*Given request*: Count each line in which the word "Allow" appears. Reply with the total and nothing more.

*Data rows*:
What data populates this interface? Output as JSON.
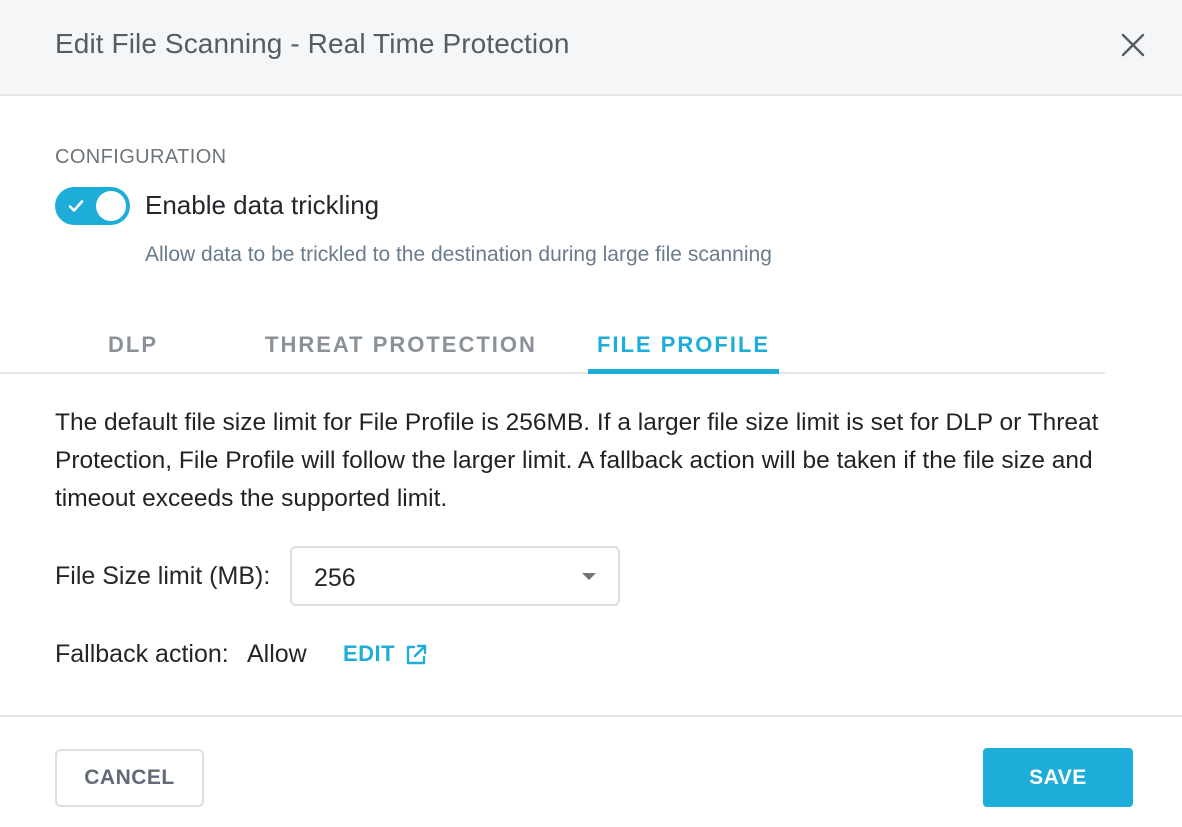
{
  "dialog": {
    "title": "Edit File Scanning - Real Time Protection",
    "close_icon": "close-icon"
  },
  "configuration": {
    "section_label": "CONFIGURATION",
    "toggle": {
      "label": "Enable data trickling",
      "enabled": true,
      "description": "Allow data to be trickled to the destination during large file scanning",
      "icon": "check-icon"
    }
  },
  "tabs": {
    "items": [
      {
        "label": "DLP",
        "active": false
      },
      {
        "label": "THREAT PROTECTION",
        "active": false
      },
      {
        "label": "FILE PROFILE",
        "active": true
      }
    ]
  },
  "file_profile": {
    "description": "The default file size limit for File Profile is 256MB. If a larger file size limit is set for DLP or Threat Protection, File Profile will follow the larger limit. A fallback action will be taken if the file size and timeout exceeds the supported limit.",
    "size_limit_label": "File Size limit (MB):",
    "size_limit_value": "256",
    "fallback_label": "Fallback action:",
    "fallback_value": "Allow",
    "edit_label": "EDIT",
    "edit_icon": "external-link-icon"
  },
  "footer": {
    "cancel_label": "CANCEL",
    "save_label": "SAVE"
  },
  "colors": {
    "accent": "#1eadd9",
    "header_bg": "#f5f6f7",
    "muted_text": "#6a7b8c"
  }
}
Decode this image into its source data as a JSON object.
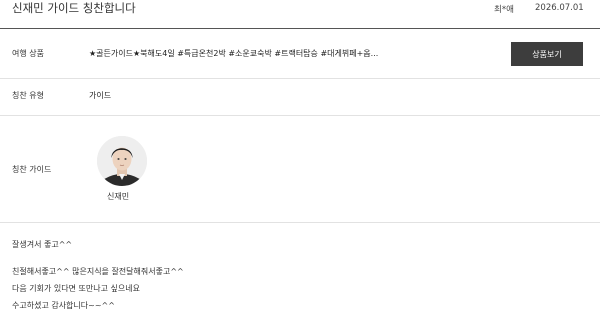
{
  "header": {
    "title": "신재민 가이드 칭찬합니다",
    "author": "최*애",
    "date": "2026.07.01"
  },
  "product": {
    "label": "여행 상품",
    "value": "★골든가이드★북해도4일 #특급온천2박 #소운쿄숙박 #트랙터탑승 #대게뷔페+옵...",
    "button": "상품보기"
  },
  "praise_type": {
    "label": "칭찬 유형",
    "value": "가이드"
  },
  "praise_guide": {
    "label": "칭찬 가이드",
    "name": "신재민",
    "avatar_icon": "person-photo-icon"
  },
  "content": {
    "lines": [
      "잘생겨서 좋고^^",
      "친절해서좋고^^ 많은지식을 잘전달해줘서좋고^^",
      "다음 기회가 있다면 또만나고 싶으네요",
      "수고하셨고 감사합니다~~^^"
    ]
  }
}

...

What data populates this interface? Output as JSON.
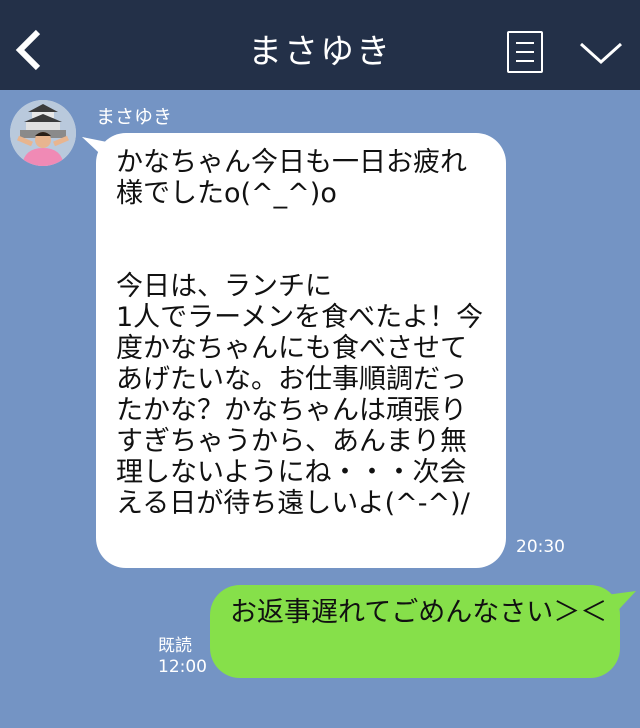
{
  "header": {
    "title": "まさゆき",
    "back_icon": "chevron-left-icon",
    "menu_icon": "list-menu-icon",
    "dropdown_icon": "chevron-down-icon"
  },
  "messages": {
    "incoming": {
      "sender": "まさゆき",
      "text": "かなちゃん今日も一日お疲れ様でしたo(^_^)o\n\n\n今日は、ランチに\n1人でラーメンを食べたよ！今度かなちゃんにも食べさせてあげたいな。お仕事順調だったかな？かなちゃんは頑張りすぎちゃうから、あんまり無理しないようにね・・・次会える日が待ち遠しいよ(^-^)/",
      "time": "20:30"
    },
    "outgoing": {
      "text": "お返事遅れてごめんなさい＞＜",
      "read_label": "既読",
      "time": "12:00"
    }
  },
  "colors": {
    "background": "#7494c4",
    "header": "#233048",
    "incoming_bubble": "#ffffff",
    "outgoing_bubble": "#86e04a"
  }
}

*Response for this exercise*: 2